* start *

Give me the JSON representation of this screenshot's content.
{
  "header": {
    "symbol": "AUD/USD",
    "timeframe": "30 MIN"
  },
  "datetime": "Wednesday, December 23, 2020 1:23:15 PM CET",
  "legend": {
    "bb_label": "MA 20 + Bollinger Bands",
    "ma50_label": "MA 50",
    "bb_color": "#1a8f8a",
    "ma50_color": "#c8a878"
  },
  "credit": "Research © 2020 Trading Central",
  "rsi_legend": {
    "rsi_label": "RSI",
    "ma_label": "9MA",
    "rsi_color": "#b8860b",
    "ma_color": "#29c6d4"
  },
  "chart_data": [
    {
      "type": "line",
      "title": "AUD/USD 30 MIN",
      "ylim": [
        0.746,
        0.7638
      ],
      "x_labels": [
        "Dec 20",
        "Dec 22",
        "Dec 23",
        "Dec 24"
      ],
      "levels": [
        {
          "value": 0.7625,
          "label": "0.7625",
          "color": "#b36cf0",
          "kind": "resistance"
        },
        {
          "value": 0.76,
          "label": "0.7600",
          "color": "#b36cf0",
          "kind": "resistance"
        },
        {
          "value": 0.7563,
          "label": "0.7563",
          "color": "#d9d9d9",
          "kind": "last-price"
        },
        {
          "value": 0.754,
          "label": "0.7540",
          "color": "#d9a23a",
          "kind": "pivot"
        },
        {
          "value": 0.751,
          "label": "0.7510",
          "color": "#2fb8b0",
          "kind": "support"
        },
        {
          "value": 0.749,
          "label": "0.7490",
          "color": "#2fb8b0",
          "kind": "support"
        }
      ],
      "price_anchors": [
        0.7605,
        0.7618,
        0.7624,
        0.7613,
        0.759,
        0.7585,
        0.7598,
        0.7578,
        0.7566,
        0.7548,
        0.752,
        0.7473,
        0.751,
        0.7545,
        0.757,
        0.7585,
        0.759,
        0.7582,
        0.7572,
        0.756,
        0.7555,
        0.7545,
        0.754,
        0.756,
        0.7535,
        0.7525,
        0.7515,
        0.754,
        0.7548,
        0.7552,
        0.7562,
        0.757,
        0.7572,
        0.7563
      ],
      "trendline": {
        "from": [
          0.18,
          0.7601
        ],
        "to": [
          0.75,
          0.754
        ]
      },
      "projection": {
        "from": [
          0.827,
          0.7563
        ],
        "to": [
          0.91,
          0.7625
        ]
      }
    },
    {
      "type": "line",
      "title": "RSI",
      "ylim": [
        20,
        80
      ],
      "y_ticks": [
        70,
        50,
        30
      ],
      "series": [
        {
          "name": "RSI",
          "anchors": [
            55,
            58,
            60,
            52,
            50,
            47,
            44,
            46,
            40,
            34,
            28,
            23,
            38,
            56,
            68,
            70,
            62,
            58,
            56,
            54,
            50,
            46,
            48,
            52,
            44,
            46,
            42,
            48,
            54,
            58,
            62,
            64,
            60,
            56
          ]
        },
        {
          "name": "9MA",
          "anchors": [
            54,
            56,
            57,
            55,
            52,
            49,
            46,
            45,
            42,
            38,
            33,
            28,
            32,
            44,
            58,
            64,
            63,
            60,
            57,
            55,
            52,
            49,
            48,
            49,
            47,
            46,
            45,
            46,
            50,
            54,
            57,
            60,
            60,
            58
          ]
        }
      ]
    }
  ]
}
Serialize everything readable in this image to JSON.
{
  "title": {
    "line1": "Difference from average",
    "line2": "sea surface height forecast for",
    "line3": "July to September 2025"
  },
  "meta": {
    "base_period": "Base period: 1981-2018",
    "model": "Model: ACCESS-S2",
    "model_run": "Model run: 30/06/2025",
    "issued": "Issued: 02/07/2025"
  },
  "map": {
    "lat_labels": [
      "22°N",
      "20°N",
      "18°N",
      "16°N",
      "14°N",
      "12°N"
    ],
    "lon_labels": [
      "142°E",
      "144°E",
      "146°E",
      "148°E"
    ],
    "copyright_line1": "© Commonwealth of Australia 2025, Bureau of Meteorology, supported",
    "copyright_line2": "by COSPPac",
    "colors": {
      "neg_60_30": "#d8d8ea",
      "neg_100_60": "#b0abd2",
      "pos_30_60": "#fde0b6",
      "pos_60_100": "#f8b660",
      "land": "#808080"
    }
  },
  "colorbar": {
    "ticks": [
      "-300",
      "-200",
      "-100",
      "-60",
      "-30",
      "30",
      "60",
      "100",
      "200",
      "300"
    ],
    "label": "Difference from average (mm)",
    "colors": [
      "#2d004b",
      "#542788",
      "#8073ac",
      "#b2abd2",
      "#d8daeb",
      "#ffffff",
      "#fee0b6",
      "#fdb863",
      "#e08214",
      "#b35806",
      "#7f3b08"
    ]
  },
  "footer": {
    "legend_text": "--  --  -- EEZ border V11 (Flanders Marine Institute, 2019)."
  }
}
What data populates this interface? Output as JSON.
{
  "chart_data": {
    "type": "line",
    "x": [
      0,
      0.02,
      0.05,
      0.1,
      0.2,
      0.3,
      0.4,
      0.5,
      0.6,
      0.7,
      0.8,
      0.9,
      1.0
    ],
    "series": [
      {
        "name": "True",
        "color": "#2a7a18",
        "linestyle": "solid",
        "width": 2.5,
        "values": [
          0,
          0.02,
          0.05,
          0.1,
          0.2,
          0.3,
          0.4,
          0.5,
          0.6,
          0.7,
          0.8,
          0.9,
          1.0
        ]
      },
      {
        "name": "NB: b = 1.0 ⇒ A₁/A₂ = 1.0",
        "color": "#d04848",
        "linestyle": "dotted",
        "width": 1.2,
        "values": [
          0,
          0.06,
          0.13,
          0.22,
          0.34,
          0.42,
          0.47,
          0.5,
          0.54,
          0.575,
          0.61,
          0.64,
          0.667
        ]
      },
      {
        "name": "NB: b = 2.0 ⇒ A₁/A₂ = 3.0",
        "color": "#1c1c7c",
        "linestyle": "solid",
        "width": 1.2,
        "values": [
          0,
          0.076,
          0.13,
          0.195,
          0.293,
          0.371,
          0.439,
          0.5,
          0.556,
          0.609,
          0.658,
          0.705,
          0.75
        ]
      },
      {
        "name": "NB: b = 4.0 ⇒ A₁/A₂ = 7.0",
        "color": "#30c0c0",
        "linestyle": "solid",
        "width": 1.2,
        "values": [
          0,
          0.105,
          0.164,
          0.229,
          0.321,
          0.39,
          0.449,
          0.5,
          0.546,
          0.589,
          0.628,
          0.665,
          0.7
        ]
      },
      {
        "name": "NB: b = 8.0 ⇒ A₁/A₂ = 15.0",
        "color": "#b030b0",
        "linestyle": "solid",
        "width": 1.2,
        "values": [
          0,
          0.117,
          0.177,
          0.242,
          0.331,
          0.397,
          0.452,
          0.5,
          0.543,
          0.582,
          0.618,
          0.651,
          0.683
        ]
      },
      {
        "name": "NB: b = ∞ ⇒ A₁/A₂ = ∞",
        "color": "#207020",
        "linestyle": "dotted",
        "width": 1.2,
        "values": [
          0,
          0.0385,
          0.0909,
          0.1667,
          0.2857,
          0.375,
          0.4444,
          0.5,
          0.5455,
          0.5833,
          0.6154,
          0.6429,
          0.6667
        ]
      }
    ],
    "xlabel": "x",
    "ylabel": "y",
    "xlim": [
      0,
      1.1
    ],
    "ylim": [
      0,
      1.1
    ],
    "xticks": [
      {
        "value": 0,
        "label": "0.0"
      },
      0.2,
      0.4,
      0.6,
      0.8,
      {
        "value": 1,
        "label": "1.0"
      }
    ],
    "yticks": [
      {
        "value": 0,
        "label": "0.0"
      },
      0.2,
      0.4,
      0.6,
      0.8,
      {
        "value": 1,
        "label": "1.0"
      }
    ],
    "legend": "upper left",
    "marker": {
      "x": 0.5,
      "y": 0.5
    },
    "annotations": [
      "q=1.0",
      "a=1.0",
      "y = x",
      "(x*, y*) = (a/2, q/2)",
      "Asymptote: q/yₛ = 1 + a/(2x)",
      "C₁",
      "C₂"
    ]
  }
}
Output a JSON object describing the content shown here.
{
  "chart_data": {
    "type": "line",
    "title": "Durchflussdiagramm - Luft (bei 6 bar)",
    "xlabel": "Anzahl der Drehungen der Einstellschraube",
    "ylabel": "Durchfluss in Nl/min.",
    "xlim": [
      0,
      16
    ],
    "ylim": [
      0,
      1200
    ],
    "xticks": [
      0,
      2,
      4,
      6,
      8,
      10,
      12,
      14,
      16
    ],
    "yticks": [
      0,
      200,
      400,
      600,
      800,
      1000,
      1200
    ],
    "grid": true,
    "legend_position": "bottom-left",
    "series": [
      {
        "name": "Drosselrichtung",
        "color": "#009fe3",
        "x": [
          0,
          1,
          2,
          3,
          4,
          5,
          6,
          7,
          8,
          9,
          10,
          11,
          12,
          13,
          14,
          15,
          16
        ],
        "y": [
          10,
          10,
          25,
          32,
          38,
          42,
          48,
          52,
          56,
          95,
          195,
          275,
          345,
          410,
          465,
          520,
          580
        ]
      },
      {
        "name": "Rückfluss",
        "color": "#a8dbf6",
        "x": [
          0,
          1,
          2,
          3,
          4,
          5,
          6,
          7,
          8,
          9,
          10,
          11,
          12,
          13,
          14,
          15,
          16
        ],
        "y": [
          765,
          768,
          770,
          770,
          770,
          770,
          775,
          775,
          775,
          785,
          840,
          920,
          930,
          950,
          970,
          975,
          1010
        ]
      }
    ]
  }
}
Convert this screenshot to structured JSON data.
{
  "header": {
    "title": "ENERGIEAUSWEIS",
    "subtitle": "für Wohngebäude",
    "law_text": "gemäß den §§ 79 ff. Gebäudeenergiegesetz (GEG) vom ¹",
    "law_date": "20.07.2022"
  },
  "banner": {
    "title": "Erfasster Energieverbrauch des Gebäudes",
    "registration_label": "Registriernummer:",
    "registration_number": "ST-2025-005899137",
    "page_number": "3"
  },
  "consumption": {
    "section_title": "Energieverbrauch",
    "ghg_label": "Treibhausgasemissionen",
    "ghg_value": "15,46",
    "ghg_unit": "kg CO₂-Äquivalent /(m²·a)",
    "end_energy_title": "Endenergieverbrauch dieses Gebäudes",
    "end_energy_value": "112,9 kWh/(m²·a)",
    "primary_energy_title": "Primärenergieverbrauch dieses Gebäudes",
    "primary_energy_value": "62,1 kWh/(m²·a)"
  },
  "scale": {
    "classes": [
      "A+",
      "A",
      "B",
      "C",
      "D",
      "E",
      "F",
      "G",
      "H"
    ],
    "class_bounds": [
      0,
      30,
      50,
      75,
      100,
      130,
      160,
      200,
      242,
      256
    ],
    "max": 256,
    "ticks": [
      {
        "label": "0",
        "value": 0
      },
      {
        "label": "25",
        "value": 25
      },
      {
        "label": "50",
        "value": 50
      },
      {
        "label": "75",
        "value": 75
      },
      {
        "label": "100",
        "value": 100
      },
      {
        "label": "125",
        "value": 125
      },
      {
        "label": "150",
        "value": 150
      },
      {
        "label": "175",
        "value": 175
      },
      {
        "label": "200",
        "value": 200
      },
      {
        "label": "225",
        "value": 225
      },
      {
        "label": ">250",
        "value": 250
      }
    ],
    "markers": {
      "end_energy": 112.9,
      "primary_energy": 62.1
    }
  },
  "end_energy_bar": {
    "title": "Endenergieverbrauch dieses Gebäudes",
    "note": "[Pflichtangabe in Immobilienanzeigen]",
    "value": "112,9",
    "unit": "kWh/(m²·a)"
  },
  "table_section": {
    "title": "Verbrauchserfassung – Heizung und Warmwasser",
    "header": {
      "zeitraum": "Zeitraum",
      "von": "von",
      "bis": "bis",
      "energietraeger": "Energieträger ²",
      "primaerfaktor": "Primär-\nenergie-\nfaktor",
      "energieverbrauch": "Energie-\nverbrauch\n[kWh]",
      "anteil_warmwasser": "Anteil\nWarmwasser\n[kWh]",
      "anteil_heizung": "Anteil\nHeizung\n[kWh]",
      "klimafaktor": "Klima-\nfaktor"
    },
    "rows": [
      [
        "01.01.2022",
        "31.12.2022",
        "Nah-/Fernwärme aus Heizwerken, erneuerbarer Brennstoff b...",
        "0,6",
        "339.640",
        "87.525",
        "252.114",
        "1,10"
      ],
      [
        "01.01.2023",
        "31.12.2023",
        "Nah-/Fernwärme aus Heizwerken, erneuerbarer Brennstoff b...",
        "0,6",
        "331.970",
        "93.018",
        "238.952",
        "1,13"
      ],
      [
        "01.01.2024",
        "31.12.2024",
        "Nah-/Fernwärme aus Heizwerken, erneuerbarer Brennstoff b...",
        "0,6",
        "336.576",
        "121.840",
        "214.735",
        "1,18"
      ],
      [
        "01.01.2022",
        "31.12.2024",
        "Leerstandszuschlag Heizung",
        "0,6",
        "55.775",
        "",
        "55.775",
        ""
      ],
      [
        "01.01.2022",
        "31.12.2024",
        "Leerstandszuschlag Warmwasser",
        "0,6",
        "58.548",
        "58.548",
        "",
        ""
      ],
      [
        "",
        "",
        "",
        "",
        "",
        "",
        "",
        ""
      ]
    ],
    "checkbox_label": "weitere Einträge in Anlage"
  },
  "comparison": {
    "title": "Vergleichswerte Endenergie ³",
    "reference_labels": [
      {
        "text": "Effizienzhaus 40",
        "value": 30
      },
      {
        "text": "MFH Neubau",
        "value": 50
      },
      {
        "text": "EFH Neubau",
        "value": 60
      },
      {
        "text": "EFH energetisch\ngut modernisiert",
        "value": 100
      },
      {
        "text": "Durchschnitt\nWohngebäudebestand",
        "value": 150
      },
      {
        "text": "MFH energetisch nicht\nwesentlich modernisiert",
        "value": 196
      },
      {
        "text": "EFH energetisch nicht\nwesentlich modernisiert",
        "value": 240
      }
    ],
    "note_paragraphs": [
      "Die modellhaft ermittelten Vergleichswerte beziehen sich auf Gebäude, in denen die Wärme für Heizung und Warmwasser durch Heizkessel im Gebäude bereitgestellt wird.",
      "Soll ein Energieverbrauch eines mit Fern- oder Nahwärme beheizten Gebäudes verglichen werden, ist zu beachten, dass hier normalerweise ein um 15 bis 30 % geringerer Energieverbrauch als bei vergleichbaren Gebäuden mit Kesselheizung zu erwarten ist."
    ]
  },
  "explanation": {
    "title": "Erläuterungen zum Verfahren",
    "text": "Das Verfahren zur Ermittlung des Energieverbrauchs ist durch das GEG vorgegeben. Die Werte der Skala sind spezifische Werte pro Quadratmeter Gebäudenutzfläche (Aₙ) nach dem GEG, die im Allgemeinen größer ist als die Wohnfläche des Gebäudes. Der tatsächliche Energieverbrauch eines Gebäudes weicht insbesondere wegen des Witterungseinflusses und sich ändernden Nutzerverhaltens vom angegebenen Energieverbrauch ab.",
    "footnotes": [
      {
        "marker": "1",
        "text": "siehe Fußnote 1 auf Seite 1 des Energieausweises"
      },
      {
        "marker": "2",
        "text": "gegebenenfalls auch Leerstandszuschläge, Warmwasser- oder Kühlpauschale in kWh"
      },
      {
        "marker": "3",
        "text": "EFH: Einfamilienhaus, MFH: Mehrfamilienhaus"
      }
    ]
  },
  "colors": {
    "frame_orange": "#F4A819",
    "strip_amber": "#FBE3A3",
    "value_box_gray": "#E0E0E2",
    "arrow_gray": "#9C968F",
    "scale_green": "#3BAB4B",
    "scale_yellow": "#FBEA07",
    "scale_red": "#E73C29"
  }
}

* end *

_Set task_
Copy every line of the listing that includes the string "Gebäudes".

_Final answer_
    "title": "Erfasster Energieverbrauch des Gebäudes",
    "end_energy_title": "Endenergieverbrauch dieses Gebäudes",
    "primary_energy_title": "Primärenergieverbrauch dieses Gebäudes",
    "title": "Endenergieverbrauch dieses Gebäudes",
      "Soll ein Energieverbrauch eines mit Fern- oder Nahwärme beheizten Gebäudes verglichen werden, ist zu beachten, dass hier normalerweise ein um 15 bis 30 % geringerer Energieverbrauch als bei vergleichbaren Gebäuden mit Kesselheizung zu erwarten ist."
    "text": "Das Verfahren zur Ermittlung des Energieverbrauchs ist durch das GEG vorgegeben. Die Werte der Skala sind spezifische Werte pro Quadratmeter Gebäudenutzfläche (Aₙ) nach dem GEG, die im Allgemeinen größer ist als die Wohnfläche des Gebäudes. Der tatsächliche Energieverbrauch eines Gebäudes weicht insbesondere wegen des Witterungseinflusses und sich ändernden Nutzerverhaltens vom angegebenen Energieverbrauch ab.",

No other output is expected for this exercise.